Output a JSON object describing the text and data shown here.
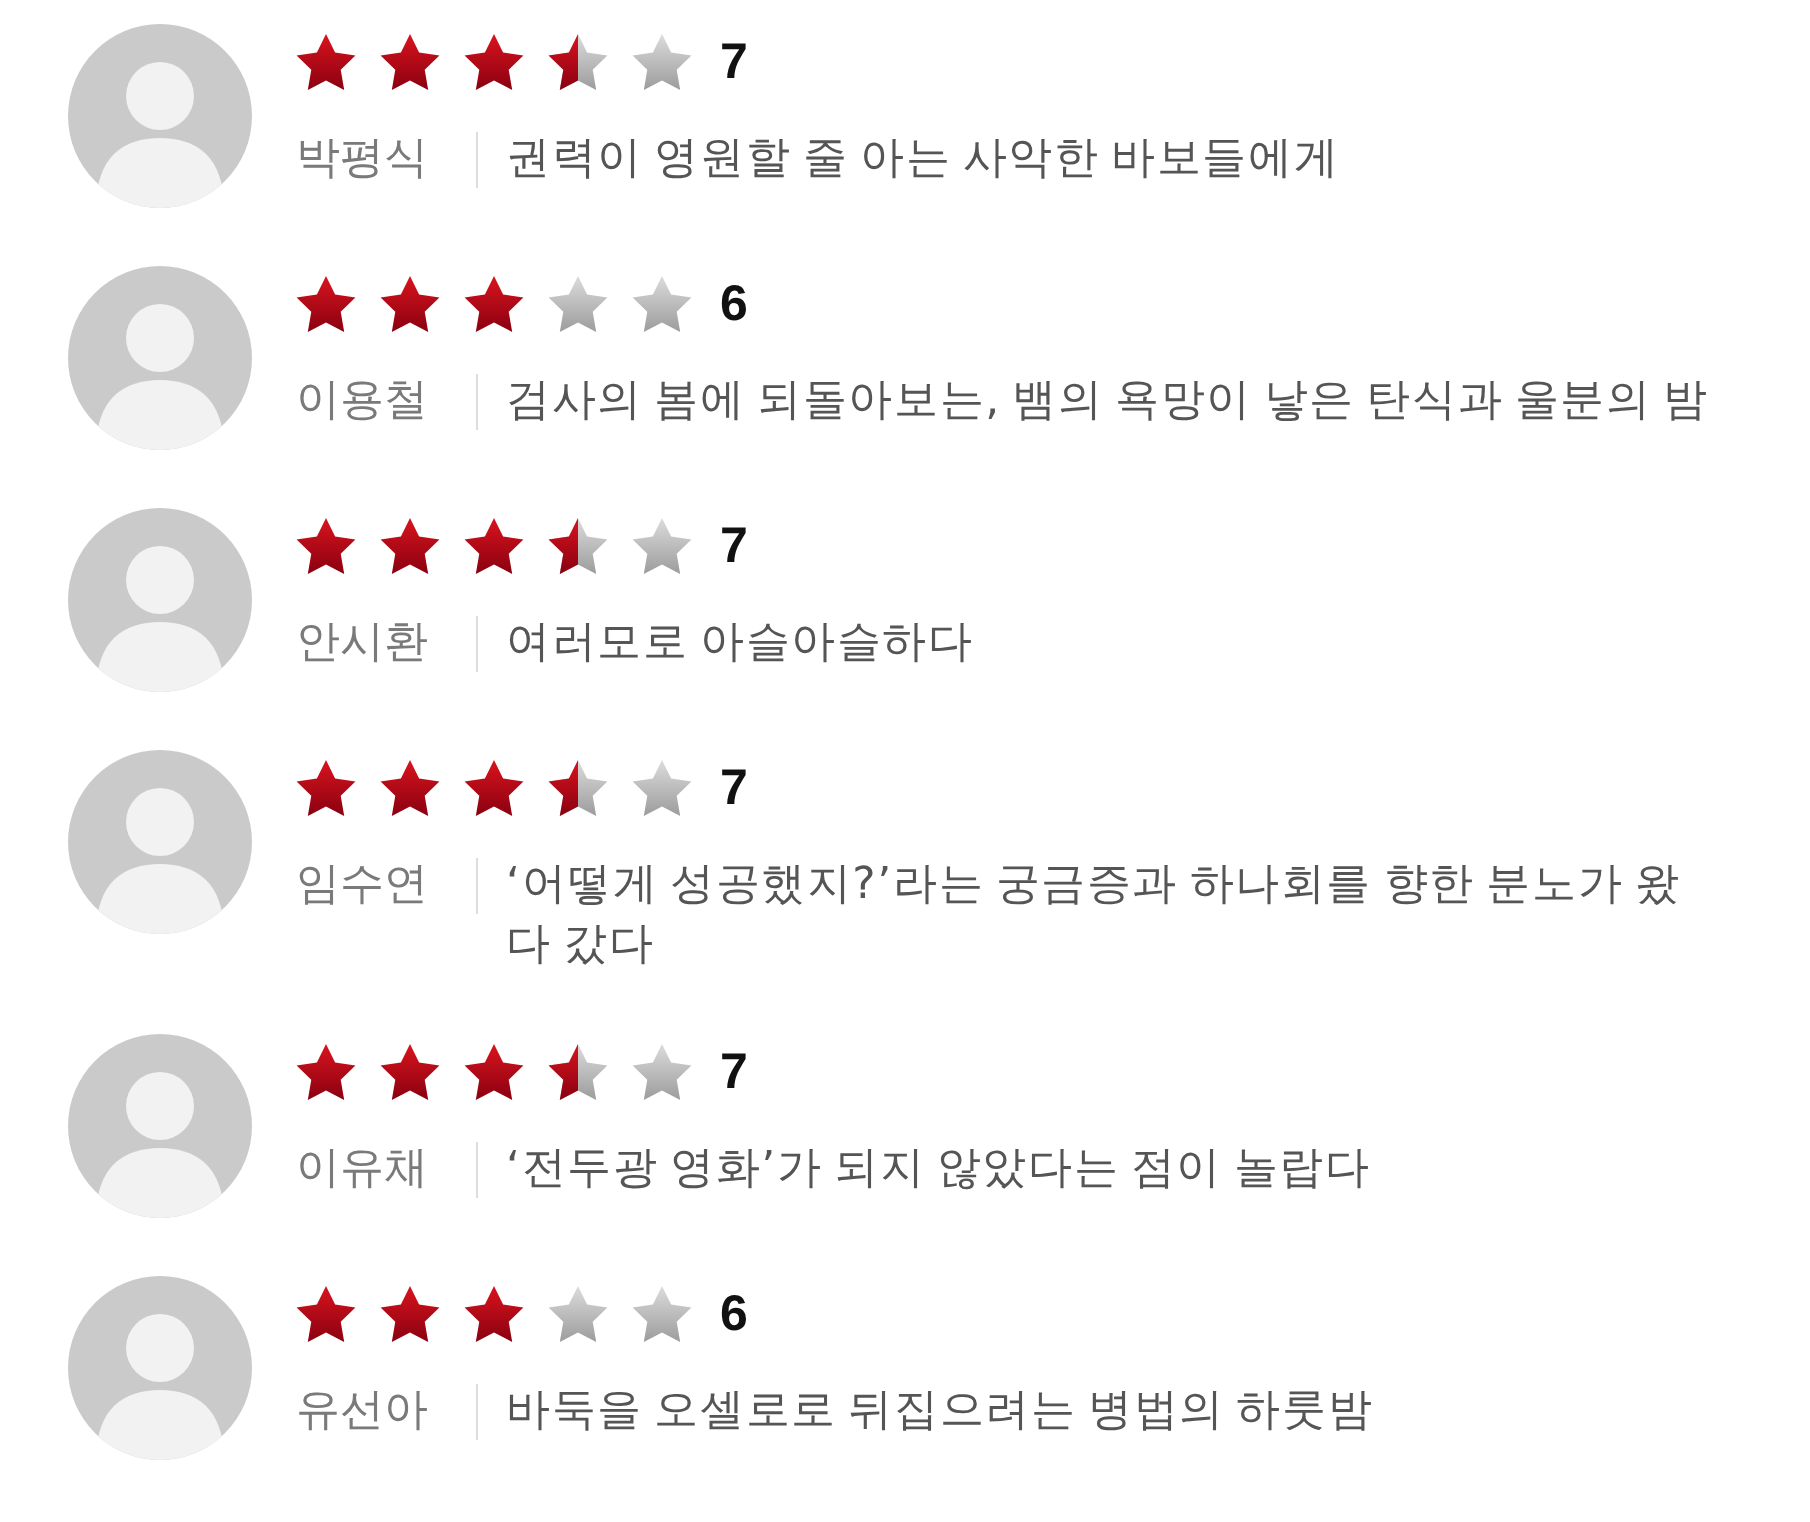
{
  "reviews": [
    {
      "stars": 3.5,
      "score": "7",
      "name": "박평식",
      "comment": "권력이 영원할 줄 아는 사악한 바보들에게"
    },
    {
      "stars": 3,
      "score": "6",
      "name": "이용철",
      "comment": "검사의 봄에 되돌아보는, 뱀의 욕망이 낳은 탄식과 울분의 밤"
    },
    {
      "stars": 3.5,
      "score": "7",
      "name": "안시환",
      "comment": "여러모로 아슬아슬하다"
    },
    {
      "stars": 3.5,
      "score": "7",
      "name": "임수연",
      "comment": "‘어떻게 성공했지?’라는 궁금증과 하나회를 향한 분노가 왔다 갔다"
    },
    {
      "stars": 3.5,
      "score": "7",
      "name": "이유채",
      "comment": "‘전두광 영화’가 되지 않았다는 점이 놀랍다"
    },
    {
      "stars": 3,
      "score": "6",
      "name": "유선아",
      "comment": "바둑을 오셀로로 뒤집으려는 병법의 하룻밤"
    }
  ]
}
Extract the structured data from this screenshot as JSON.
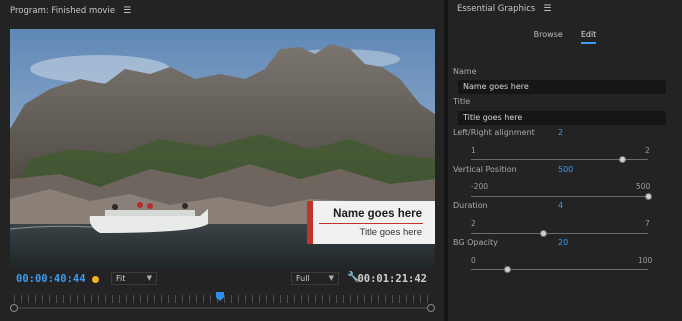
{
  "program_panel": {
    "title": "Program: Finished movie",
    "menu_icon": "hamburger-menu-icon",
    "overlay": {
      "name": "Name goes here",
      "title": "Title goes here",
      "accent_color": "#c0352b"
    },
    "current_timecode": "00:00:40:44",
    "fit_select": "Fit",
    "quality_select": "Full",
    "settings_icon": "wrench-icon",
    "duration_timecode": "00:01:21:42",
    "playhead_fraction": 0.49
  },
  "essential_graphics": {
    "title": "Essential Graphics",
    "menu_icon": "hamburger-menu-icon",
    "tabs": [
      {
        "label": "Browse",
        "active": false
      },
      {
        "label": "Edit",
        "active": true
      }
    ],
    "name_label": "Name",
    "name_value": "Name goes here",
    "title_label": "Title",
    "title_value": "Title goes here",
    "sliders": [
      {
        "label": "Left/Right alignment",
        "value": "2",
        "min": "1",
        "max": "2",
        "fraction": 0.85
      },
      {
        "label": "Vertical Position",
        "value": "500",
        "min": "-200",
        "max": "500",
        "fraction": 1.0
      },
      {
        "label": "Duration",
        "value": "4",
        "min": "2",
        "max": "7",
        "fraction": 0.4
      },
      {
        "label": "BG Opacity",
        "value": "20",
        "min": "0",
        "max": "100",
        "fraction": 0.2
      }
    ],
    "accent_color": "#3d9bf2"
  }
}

...

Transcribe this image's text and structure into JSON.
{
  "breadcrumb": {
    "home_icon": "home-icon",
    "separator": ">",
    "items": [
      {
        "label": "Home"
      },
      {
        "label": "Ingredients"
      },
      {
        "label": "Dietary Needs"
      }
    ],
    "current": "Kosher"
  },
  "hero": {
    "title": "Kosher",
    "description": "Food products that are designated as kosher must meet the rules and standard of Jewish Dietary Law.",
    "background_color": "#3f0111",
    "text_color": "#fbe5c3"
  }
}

---

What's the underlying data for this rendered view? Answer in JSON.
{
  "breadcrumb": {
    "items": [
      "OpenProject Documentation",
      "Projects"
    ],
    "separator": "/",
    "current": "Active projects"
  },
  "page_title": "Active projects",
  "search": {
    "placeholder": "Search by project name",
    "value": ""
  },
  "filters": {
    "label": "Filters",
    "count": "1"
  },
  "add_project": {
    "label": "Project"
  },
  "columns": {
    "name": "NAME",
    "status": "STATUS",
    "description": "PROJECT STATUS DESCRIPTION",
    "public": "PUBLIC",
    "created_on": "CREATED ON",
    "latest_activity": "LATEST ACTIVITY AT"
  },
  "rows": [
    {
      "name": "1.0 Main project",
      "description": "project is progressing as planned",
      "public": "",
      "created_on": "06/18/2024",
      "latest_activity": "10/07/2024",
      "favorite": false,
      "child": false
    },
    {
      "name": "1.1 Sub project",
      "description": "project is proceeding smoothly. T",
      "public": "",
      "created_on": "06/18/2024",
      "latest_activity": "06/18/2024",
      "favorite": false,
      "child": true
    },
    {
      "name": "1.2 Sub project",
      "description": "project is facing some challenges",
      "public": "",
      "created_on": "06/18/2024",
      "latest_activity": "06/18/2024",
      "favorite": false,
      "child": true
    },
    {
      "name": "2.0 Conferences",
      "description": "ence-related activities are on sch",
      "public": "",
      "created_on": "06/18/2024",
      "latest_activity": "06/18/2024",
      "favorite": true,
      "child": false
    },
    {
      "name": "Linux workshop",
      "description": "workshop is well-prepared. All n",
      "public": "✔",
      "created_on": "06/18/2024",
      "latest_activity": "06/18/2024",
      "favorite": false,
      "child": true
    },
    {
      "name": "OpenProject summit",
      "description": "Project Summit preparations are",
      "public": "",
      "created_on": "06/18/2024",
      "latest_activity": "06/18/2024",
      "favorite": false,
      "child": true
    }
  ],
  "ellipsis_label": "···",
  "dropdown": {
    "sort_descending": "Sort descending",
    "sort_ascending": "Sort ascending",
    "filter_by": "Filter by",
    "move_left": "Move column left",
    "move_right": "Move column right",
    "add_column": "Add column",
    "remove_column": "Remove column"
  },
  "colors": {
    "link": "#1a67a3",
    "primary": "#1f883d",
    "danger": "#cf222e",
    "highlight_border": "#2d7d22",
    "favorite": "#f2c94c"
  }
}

» **Exercise requirements**: Find out how many lines in the listing contain the string "here". Give the number alone.

» **Result**: 5